— BEGIN Material supplied —

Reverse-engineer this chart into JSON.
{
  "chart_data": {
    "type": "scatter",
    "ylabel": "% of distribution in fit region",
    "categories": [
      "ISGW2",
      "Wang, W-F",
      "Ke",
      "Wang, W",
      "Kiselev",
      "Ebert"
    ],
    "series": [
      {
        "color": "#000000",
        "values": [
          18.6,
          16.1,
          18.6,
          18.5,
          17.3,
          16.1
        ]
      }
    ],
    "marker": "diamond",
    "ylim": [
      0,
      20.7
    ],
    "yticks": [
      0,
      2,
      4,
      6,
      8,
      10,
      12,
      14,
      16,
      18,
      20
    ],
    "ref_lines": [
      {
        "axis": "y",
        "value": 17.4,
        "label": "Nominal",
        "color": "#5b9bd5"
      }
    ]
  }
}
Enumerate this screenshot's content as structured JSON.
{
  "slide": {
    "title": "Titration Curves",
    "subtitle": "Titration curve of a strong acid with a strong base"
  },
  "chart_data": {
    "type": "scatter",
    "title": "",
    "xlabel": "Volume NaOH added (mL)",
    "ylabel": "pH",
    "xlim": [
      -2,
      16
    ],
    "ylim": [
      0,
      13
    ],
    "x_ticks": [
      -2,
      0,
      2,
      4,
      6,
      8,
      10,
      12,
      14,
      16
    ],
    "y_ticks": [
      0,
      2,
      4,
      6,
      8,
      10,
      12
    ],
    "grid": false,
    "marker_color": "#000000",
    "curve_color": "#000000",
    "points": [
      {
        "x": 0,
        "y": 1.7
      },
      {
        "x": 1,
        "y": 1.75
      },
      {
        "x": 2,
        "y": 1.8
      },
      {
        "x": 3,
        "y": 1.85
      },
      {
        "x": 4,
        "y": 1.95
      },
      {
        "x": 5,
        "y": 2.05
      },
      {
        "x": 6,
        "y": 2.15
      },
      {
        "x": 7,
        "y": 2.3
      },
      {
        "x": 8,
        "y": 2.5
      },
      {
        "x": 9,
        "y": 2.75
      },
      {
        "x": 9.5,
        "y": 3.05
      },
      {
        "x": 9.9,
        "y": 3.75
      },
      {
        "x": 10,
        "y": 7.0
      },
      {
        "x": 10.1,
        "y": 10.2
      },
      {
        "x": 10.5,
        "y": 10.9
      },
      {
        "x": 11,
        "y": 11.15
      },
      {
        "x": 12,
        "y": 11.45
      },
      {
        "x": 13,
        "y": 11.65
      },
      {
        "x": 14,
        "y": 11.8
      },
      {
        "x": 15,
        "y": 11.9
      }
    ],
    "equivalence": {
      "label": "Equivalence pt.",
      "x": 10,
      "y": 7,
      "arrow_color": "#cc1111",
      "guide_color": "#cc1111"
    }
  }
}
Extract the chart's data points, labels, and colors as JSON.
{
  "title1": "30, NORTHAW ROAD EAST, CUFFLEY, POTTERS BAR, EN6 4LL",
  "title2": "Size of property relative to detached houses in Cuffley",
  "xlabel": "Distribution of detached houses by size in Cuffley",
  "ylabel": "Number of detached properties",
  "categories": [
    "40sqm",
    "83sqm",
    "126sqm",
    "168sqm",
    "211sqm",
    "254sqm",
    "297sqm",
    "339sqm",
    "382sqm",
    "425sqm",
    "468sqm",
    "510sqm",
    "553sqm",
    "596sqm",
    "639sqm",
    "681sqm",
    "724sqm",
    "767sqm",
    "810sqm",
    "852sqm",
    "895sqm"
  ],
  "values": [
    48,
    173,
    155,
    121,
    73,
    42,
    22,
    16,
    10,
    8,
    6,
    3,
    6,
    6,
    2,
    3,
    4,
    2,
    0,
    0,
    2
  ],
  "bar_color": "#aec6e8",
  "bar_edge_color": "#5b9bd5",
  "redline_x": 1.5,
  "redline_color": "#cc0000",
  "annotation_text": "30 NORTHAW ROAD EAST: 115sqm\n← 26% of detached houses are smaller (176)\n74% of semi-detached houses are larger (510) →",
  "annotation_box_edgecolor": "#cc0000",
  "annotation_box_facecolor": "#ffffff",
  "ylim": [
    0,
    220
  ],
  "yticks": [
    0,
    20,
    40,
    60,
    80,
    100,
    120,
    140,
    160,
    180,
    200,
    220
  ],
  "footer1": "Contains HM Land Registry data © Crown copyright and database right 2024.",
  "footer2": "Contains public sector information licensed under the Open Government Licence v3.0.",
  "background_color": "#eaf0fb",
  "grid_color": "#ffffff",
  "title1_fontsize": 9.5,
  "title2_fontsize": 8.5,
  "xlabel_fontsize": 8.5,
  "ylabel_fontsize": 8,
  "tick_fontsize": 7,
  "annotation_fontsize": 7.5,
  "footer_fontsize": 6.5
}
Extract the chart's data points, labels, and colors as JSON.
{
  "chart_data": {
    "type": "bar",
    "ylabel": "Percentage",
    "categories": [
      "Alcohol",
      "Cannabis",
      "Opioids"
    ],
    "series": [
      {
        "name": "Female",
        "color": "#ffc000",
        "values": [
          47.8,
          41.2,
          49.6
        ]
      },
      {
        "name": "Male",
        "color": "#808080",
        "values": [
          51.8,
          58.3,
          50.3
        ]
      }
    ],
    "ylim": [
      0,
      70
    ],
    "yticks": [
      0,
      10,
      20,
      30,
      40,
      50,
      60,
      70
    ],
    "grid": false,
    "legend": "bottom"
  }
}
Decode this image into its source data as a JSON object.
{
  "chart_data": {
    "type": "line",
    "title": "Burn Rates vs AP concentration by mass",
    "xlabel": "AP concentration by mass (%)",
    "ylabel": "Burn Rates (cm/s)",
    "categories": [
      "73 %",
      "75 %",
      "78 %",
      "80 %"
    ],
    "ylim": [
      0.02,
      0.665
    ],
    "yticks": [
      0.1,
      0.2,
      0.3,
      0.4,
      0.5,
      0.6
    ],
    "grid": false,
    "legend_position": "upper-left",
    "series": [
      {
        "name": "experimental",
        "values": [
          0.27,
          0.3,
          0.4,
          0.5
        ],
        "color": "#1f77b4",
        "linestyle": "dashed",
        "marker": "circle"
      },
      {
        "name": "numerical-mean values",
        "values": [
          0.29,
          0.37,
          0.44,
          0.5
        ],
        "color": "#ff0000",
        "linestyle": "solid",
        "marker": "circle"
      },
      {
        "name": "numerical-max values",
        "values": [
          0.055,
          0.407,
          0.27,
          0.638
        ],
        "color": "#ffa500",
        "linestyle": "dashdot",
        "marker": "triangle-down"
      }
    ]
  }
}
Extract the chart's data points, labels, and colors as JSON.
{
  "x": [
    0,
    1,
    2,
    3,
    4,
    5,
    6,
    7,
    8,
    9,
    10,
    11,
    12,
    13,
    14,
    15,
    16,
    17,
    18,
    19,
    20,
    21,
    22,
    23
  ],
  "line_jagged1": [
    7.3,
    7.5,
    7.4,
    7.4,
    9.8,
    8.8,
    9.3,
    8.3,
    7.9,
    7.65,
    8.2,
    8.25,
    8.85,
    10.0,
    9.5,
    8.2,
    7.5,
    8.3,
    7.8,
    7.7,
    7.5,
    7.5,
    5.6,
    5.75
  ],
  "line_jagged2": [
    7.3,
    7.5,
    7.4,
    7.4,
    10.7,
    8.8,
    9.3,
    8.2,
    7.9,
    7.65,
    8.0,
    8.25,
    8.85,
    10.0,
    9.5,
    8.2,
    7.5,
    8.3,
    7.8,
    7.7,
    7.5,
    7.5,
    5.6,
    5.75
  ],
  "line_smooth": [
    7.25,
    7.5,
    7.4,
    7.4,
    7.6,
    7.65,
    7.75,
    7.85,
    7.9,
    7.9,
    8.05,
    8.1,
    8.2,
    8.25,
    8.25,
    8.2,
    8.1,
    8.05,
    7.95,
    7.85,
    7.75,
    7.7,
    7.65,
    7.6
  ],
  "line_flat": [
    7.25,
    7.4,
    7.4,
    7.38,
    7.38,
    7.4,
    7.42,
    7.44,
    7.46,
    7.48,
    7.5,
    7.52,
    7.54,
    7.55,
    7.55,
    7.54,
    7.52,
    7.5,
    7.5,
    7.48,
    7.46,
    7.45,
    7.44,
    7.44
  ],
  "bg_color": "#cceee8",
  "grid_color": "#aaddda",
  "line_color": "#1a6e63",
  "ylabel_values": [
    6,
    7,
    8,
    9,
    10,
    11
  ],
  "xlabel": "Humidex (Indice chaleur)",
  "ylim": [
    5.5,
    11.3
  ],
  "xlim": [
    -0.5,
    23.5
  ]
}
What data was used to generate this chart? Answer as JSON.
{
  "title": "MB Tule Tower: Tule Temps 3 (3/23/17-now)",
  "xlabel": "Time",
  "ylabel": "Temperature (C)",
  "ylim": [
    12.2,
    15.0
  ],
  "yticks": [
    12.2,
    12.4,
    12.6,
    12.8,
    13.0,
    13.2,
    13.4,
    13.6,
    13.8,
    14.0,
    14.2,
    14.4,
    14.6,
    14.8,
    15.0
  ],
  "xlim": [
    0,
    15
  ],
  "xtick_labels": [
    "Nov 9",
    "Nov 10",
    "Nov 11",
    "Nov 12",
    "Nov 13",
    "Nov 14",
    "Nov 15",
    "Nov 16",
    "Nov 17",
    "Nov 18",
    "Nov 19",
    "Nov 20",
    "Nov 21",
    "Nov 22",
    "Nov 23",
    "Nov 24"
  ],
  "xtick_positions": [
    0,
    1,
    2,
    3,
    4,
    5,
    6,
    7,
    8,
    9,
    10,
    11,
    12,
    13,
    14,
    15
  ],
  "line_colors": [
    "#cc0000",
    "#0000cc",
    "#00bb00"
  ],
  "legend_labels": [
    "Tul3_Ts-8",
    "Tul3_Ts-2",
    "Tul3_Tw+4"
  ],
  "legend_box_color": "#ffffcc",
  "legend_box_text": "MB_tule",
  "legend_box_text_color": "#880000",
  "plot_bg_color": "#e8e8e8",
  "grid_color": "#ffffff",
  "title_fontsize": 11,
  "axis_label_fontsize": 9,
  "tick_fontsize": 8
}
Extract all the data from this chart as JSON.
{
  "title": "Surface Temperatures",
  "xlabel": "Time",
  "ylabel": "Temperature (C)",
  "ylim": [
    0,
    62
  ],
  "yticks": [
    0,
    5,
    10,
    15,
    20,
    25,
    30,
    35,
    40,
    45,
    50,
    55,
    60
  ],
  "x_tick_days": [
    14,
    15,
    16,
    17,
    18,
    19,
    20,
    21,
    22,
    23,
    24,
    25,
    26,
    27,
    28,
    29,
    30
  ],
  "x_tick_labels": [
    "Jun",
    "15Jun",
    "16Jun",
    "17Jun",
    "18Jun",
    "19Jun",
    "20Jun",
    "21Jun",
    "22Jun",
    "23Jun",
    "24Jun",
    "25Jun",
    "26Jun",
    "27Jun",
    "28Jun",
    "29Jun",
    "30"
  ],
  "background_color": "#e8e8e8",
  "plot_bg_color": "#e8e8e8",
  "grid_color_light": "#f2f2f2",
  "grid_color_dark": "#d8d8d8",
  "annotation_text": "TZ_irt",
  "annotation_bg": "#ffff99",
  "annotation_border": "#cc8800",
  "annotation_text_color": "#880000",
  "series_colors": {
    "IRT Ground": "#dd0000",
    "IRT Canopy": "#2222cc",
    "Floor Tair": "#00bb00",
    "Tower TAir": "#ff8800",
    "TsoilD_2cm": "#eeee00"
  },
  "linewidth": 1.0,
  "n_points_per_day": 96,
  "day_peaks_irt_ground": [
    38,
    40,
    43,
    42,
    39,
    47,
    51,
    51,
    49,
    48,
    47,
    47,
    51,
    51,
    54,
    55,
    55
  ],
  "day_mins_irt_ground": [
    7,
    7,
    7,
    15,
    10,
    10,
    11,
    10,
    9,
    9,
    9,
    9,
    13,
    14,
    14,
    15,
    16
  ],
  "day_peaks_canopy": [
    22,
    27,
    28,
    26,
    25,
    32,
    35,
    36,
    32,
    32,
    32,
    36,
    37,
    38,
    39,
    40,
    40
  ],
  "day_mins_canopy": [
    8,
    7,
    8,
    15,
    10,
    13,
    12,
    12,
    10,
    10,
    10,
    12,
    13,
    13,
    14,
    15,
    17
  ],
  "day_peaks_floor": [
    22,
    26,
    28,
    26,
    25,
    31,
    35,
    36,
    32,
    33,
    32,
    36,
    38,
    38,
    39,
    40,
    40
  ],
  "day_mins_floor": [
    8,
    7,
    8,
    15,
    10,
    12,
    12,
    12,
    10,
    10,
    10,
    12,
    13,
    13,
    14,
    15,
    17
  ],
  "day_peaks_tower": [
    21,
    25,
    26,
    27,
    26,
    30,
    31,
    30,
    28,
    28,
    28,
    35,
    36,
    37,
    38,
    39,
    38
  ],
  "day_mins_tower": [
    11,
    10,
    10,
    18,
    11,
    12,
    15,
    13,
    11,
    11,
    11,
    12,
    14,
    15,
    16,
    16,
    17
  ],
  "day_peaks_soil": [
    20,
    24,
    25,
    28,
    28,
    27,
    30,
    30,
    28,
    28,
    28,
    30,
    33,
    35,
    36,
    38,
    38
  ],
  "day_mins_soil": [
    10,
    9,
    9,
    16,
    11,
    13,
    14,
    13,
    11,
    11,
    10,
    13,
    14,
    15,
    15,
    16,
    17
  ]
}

— END Material supplied —

### Task
Copy every line of the listing that includes the string "Burn".

### Output of the exercise
    "title": "Burn Rates vs AP concentration by mass",
    "ylabel": "Burn Rates (cm/s)",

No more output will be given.